**RECORD LIST:**
++++

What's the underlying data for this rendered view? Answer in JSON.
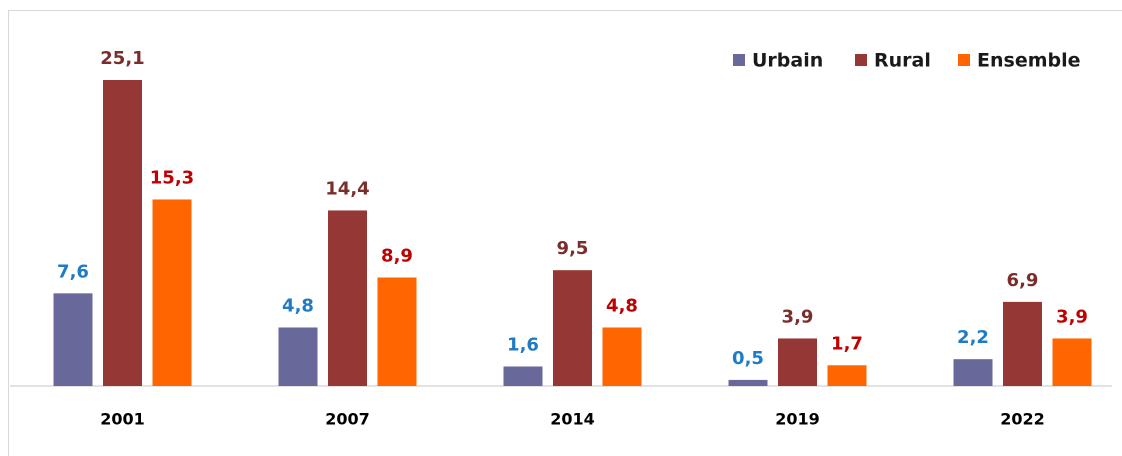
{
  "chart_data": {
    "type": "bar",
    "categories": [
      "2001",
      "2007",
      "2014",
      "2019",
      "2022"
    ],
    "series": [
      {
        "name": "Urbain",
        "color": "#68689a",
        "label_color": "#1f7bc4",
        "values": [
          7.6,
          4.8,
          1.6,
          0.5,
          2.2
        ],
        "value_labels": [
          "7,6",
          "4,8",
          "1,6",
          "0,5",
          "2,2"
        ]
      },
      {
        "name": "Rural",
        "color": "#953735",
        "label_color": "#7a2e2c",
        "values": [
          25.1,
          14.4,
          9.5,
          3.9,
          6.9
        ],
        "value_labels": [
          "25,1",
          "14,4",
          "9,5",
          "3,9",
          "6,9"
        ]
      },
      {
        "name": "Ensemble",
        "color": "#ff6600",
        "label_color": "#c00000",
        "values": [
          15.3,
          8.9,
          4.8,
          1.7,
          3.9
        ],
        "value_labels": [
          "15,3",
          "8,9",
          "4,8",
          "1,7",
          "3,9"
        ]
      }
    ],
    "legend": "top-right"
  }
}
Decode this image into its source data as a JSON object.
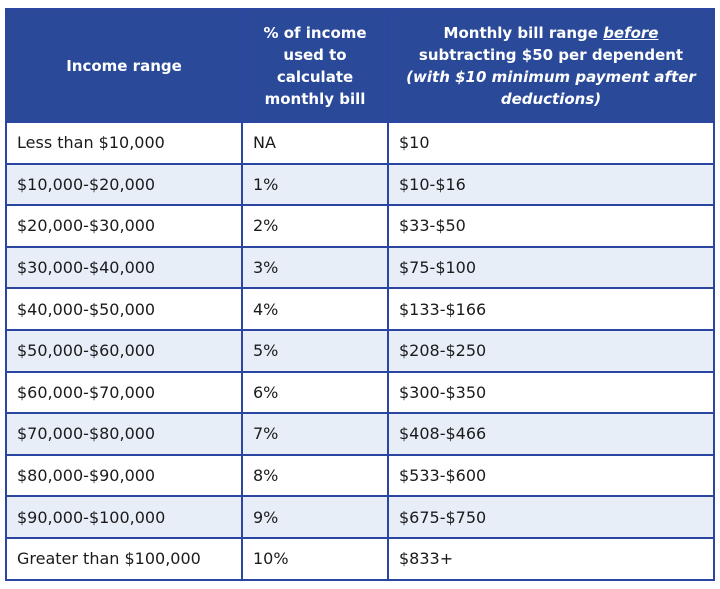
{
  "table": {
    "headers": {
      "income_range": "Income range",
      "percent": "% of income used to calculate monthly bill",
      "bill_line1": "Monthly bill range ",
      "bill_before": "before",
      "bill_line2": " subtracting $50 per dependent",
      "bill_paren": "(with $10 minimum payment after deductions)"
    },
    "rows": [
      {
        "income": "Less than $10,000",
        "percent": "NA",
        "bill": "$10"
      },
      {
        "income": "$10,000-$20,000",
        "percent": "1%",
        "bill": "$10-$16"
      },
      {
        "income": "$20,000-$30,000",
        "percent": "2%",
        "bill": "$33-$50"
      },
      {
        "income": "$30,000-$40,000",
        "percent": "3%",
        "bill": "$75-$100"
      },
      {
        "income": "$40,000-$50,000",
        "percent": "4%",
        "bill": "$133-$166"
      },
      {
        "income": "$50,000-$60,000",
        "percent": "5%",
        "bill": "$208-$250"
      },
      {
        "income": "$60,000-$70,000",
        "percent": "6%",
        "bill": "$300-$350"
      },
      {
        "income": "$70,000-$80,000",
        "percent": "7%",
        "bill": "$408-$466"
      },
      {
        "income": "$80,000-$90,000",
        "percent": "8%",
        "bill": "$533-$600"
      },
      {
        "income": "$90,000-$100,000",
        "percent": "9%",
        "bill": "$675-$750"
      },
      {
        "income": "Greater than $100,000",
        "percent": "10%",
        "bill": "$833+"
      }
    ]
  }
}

++++

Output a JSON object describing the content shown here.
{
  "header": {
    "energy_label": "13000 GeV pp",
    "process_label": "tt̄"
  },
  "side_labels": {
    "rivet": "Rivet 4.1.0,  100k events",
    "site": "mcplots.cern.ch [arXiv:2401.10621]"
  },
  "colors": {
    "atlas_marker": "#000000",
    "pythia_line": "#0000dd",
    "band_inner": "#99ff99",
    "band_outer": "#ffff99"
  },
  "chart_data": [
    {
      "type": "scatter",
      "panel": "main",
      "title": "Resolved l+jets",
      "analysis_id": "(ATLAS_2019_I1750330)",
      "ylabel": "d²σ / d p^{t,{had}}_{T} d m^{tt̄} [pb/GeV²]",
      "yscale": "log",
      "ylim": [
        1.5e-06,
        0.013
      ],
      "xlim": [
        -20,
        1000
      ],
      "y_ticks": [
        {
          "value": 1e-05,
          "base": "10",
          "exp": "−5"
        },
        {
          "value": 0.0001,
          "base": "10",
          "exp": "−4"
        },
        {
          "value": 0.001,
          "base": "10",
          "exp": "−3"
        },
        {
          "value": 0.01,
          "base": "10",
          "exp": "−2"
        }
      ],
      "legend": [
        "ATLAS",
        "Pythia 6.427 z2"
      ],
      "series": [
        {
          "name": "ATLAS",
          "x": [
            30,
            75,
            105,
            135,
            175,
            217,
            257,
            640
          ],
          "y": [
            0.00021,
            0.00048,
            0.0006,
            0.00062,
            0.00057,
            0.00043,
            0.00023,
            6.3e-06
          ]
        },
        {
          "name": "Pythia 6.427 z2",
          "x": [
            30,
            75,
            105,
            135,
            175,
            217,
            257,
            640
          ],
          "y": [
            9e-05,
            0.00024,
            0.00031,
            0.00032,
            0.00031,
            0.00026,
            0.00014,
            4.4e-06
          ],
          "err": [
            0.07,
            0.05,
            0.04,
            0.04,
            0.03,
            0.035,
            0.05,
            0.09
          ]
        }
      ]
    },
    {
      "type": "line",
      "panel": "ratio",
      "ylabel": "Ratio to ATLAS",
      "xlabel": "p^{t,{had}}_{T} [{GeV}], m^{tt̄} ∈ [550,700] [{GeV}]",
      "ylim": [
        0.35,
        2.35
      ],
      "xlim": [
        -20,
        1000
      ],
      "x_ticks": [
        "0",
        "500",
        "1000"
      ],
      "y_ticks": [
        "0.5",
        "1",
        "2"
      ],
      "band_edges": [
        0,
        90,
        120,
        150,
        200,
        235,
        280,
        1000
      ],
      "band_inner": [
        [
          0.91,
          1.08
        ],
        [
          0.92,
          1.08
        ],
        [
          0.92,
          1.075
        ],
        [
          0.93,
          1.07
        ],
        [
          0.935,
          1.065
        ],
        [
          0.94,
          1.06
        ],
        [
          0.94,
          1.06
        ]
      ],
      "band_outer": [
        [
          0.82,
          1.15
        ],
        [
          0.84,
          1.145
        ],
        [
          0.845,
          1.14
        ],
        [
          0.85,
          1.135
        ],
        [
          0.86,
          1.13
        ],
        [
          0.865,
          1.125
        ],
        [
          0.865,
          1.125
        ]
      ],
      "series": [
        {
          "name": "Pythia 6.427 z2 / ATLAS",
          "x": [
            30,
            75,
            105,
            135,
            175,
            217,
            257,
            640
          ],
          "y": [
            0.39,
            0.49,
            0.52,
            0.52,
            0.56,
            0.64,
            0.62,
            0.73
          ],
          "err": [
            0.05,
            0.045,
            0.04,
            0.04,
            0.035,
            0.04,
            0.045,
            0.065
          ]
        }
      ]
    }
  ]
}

++++

**SET EXERCISE:**
In the records above, find each line with the word "object" and copy it.

**RESPONSE:**
Decode this image into its source data as a JSON object.
Output a JSON object describing the content shown here.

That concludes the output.